* Exercise prompt
Using the entries that follow, collect the lines where the word "this" appears.

* Rows
>> Start

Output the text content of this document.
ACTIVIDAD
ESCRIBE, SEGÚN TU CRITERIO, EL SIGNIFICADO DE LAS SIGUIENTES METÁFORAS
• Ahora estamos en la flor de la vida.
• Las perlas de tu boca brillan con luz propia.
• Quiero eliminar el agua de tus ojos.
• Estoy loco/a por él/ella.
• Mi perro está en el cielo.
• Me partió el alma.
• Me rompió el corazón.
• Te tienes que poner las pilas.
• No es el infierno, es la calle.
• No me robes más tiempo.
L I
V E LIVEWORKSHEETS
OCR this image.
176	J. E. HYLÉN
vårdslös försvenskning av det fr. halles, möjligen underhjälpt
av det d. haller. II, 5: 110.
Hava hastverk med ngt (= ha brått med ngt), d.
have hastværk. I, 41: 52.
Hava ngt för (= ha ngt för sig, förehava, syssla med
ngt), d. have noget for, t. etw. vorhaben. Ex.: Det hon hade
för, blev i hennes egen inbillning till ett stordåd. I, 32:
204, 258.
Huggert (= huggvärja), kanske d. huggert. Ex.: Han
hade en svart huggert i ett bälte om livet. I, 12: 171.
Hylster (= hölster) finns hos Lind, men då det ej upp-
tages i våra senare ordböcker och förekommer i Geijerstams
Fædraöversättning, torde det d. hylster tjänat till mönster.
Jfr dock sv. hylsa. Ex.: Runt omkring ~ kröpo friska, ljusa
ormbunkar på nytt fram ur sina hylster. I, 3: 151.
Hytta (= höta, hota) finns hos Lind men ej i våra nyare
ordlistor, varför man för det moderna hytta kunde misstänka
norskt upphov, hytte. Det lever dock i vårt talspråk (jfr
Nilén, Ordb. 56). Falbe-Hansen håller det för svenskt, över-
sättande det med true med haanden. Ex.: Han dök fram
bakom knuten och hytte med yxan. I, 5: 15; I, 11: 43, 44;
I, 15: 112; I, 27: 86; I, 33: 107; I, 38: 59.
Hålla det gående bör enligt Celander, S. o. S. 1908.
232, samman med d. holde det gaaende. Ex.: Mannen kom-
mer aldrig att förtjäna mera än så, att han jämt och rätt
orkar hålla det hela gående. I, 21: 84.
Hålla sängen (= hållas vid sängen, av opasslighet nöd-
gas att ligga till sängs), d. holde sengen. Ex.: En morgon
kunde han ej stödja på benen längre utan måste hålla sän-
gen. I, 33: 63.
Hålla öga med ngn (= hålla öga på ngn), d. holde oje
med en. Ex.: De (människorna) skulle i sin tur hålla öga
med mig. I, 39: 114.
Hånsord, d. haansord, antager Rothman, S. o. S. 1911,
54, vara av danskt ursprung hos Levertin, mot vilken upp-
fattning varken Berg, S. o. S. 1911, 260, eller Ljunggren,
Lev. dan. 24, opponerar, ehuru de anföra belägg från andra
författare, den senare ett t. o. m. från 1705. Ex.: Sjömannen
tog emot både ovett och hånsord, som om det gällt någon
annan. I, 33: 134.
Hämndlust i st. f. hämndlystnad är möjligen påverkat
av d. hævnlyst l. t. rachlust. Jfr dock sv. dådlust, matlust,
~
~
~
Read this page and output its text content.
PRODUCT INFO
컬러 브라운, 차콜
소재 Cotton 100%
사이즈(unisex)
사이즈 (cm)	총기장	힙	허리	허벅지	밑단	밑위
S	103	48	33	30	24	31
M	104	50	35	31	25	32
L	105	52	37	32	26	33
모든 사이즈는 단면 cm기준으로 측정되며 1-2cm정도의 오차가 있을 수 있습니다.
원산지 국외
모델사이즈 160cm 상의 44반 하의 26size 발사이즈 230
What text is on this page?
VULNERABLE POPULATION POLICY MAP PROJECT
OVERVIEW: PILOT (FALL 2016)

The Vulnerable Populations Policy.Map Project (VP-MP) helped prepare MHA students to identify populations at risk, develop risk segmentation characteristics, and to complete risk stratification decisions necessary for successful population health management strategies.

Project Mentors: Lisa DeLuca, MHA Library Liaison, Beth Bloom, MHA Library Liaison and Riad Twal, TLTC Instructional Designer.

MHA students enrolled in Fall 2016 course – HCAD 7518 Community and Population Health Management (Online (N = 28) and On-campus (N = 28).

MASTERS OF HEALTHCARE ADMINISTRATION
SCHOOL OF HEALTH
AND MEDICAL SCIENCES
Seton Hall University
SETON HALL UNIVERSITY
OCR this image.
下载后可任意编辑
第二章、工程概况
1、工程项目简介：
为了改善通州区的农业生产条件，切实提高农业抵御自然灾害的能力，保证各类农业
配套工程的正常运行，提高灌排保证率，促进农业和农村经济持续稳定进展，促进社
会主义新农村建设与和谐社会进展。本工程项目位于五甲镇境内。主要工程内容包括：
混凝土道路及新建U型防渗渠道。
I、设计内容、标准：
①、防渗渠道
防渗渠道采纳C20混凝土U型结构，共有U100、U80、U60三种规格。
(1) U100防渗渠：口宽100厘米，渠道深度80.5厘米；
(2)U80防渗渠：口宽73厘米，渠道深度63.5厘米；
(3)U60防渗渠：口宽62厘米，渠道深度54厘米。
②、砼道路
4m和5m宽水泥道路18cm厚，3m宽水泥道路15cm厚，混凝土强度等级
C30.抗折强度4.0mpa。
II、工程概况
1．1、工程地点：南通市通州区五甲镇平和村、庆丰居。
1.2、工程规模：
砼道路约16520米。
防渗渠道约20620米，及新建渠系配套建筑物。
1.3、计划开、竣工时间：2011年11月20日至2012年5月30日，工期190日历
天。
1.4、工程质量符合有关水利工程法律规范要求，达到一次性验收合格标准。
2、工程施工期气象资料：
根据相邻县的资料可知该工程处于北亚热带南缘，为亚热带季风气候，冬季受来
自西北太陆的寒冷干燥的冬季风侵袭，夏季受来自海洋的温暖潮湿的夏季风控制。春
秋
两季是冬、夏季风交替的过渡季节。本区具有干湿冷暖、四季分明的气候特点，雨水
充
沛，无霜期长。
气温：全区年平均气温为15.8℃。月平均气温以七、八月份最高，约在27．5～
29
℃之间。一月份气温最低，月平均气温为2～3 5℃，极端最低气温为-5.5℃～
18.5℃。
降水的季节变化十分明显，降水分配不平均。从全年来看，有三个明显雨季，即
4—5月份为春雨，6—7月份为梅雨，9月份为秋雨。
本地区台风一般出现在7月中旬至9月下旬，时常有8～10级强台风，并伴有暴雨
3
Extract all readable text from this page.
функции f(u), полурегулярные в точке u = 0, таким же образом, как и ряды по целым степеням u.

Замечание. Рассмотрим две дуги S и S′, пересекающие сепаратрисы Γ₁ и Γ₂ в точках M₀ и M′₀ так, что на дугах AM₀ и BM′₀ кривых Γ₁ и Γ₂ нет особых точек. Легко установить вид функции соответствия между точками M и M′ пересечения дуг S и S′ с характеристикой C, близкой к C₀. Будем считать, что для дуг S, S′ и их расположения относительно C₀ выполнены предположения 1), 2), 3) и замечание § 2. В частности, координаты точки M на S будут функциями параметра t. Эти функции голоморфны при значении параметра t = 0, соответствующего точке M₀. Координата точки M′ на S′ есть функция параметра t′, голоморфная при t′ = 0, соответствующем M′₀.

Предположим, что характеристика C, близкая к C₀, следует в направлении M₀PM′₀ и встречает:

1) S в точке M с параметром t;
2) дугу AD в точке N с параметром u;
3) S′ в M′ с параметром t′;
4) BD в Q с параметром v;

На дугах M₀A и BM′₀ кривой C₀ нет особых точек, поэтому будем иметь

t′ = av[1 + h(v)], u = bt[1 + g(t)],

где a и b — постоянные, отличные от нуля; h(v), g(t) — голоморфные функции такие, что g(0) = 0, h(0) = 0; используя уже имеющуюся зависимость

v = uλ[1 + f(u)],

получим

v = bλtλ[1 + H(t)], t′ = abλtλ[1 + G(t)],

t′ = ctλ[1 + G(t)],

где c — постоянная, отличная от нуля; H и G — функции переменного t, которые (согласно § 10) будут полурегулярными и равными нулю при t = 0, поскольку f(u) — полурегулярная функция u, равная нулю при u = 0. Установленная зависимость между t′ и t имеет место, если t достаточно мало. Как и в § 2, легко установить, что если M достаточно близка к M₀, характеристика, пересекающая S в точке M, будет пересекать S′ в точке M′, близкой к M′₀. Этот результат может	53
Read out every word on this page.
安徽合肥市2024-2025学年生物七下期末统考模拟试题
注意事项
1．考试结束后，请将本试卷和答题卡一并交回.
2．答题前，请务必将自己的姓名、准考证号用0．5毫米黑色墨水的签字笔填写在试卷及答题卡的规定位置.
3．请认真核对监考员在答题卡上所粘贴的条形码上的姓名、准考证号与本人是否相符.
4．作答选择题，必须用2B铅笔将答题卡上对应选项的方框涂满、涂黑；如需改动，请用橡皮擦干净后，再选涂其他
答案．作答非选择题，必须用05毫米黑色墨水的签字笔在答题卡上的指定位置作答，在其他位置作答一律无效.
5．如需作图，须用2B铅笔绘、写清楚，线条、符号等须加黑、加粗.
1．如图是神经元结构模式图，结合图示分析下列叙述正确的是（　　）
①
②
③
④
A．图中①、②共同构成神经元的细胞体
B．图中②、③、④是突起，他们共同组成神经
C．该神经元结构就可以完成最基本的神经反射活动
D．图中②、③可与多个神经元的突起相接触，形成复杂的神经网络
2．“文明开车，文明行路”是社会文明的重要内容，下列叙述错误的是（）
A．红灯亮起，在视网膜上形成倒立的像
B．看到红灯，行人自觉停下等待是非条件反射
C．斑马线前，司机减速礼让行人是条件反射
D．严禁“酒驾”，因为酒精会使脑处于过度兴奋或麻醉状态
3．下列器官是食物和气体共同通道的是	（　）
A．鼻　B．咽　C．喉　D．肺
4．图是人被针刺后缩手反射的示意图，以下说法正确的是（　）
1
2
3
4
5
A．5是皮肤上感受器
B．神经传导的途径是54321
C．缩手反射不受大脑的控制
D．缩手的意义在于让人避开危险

>> End

* Correct answer
Output the text content of this document.
OCR this image.
Read this page and output its text content.
What text is on this page?
OCR this image.
Extract all readable text from this page.
Read out every word on this page.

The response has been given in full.